TEXT SECTION START

The patients are happy, too. For the past eight years, the Veterans Health Administration has outscored private-sector health care in the independent American Customer Satisfaction Index. And because VistA is government-developed software, we all own it — it’s in the public domain. But while the government will mail you a copy, it won’t help install it or maintain it. The Department of Veterans Affairs is, in fact, prohibited by law to stray from its mission to serve veterans.
So in 2002, a group of former Veterans Affairs programmers and open-source advocates formed WorldVistA. They set about making a version of VistA that was simple for health care providers to use, and the fruit of their effort is now ready for market. Like VistA, WorldVistA is robust and fast. In April, the software was approved by the Certification Commission for Healthcare Information Technology. The certification means that WorldVistA is ready for broad adoption.
The effort to promote WorldVistA is supported by a grant from the Centers for Medicare and Medicaid Services, the agency that sets the prices for Medicare and Medicaid payments. The agency wants to provide clinics and public hospitals, especially those that serve uninsured and underserved patients, with an inexpensive system for electronic medical records. The agency was also just getting tired of seeing another year go by without a significant increase in the adoption of digital records. Right now, only a quarter of office-based doctors use them.
The problem isn’t a lack of software. There are hundreds of companies hawking electronic-records systems. But they don’t come cheap. The average cost is about $33,000 per doctor, plus another $1,500 a month per doctor for maintenance, according to a study published in the policy journal Health Affairs. For a small clinic with one or two doctors, that price is usually out of reach. For major hospitals, installing a new system can quickly become a multimillion-dollar experiment.
WorldVistA, thanks to its public-domain origins, costs about one-tenth of what a proprietary system does for a license fee and a support contract. And like any good open-source project, it’s constantly improving. A community of programmers fixes glitches and adds features, just as is done for the open-source Firefox browser and the Linux operating system.

TEXT SECTION END
RECORDS START

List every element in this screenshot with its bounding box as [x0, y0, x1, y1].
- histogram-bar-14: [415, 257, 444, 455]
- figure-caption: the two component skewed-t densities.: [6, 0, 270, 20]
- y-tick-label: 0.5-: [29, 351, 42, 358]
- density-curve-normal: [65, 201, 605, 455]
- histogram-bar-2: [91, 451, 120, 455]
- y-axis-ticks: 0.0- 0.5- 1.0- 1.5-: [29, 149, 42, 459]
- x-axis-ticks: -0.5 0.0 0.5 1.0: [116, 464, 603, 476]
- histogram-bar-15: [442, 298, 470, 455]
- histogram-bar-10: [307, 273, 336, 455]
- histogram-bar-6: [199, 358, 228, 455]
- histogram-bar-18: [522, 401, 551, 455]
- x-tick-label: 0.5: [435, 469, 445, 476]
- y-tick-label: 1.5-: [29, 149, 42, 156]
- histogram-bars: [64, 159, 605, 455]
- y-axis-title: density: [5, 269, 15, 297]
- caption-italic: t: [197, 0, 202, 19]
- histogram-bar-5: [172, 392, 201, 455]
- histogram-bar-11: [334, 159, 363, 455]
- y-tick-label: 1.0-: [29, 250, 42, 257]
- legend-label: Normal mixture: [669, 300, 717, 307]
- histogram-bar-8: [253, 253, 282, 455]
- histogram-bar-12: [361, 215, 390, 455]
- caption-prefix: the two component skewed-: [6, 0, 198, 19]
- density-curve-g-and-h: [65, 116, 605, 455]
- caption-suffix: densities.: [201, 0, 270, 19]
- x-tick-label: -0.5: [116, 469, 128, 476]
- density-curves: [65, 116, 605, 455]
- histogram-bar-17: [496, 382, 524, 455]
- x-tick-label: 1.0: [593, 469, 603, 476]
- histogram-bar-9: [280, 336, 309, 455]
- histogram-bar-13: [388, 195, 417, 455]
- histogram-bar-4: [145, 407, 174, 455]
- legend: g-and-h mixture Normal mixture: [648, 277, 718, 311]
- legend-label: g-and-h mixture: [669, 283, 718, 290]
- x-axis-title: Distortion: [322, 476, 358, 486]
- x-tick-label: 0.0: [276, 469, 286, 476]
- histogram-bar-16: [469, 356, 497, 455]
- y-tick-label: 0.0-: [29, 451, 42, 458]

RECORDS END

▶ [STUDY QUESTIONS]
1. Rewrite the WorldVistA passage from "WorldVistA, thanks to" up to and including "Linux operating system.", replacing "Linux operating system" with "FreeBSD operating system".
2. Extend the passage about WorldVistA beyond its final sentence.

▶ [ANSWERS FOR EACH ITEM]
1.
WorldVistA, thanks to its public-domain origins, costs about one-tenth of what a proprietary system does for a license fee and a support contract. And like any good open-source project, it’s constantly improving. A community of programmers fixes glitches and adds features, just as is done for the open-source Firefox browser and the FreeBSD operating system.

2.
And WorldVistA can be scaled up or down. It can work for neighborhood clinics, small-town hospitals, hospital systems, or, well, the Department of Veterans Affairs. WorldVistA’s big promise is that it can become the nationwide standard for electronic medical records, the backbone of a national network of health care. Your medical records could be read instantly and understood (perhaps less instantly) by any provider, anywhere.
Want to see the best knee surgeon in the country? If he’s using WorldVistA, he can check out your online records at his house or office. If you switch jobs and move to a new insurance plan, you won’t need to build a new medical history and FedEx old records around. With your permission, your files will be accessible to your new providers instantly. In this way, electronic medical records generate better care and lower costs.
WorldVistA isn’t perfect. It isn’t as customizable as some proprietary systems, and its graphical interface isn’t as intuitive or as polished. Worse, its back-office functions — staffing and billing — aren’t all that strong. Major hospitals and health maintenance organizations in search of a Cadillac are free to spend the dollars to buy one.
But for the vast majority of health care providers, WorldVistA is what they’ve been waiting for: a low-cost, simple-to-use system that makes it easier to provide quality health care. If only it could upgrade the waiting-room magazines, too.
Thomas Goetz is the deputy editor of Wired magazine and author of the blog Epidemix.